* begin Listed records *
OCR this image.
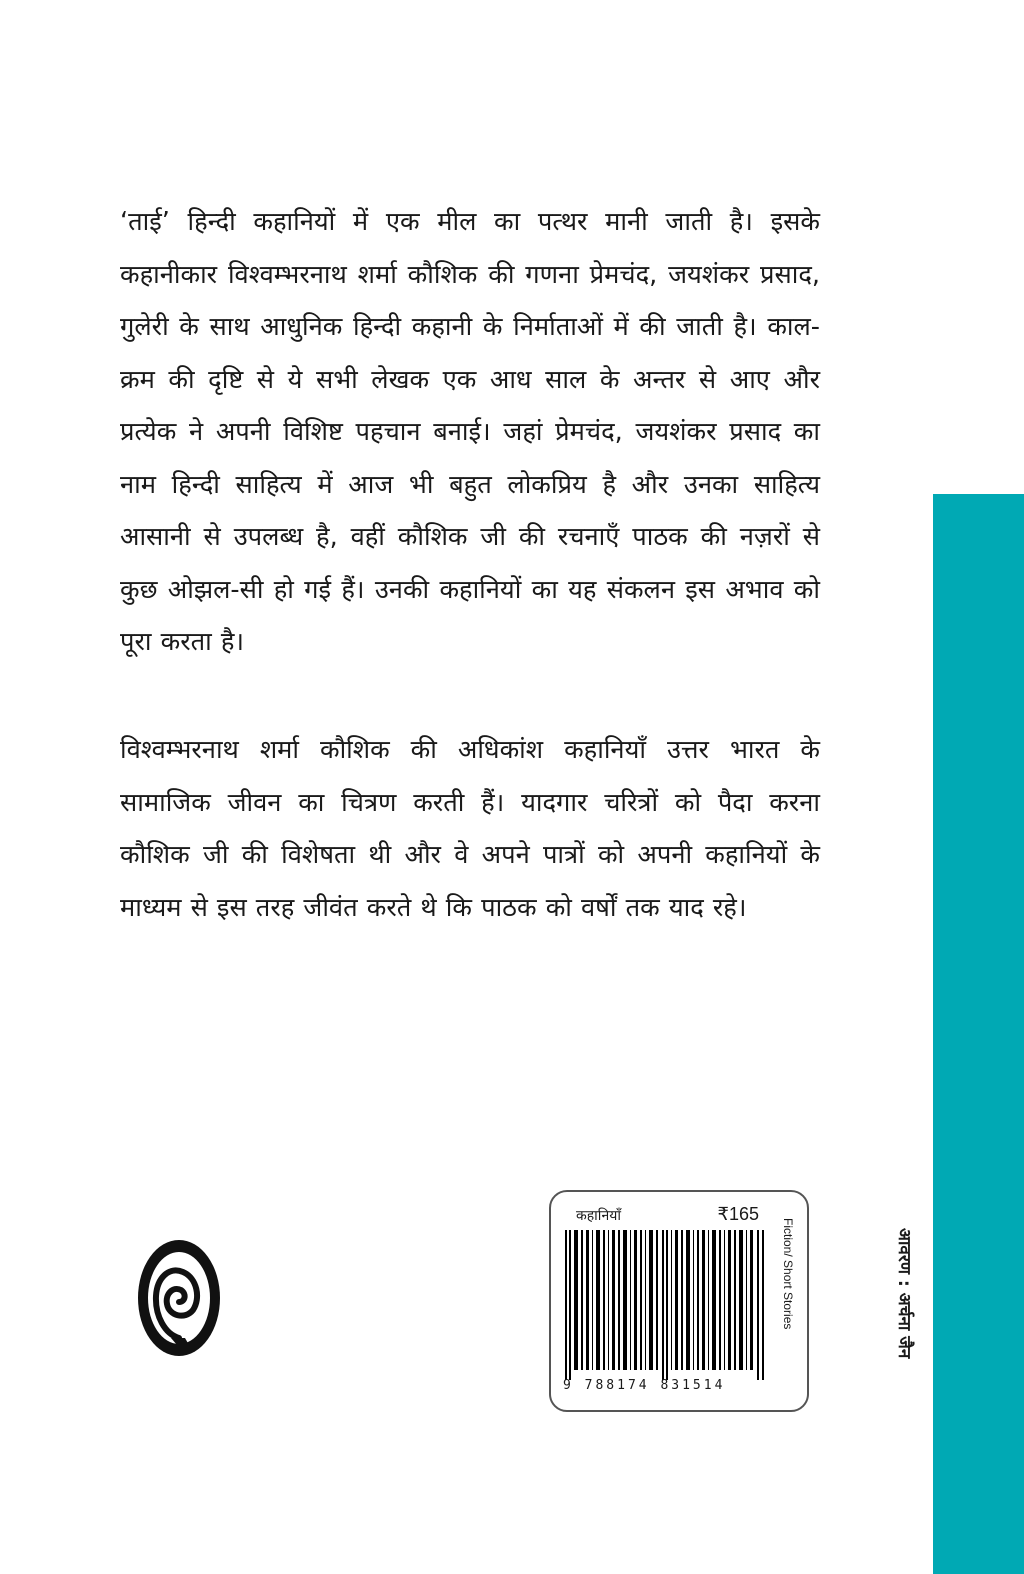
‘ताई’ हिन्दी कहानियों में एक मील का पत्थर मानी जाती है। इसके कहानीकार विश्वम्भरनाथ शर्मा कौशिक की गणना प्रेमचंद, जयशंकर प्रसाद, गुलेरी के साथ आधुनिक हिन्दी कहानी के निर्माताओं में की जाती है। काल-क्रम की दृष्टि से ये सभी लेखक एक आध साल के अन्तर से आए और प्रत्येक ने अपनी विशिष्ट पहचान बनाई। जहां प्रेमचंद, जयशंकर प्रसाद का नाम हिन्दी साहित्य में आज भी बहुत लोकप्रिय है और उनका साहित्य आसानी से उपलब्ध है, वहीं कौशिक जी की रचनाएँ पाठक की नज़रों से कुछ ओझल-सी हो गई हैं। उनकी कहानियों का यह संकलन इस अभाव को पूरा करता है।

विश्वम्भरनाथ शर्मा कौशिक की अधिकांश कहानियाँ उत्तर भारत के सामाजिक जीवन का चित्रण करती हैं। यादगार चरित्रों को पैदा करना कौशिक जी की विशेषता थी और वे अपने पात्रों को अपनी कहानियों के माध्यम से इस तरह जीवंत करते थे कि पाठक को वर्षों तक याद रहे।

कहानियाँ	₹165
9 788174 831514
Fiction/ Short Stories	आवरण : अर्चना जैन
* end Listed records *
Give an exact copy of the material, leaving out every picture.

▶ _Written solution_:
OCR this image.
‘ताई’ हिन्दी कहानियों में एक मील का पत्थर मानी जाती है। इसके कहानीकार विश्वम्भरनाथ शर्मा कौशिक की गणना प्रेमचंद, जयशंकर प्रसाद, गुलेरी के साथ आधुनिक हिन्दी कहानी के निर्माताओं में की जाती है। काल-क्रम की दृष्टि से ये सभी लेखक एक आध साल के अन्तर से आए और प्रत्येक ने अपनी विशिष्ट पहचान बनाई। जहां प्रेमचंद, जयशंकर प्रसाद का नाम हिन्दी साहित्य में आज भी बहुत लोकप्रिय है और उनका साहित्य आसानी से उपलब्ध है, वहीं कौशिक जी की रचनाएँ पाठक की नज़रों से कुछ ओझल-सी हो गई हैं। उनकी कहानियों का यह संकलन इस अभाव को पूरा करता है।

विश्वम्भरनाथ शर्मा कौशिक की अधिकांश कहानियाँ उत्तर भारत के सामाजिक जीवन का चित्रण करती हैं। यादगार चरित्रों को पैदा करना कौशिक जी की विशेषता थी और वे अपने पात्रों को अपनी कहानियों के माध्यम से इस तरह जीवंत करते थे कि पाठक को वर्षों तक याद रहे।

कहानियाँ	₹165
9 788174 831514
Fiction/ Short Stories	आवरण : अर्चना जैन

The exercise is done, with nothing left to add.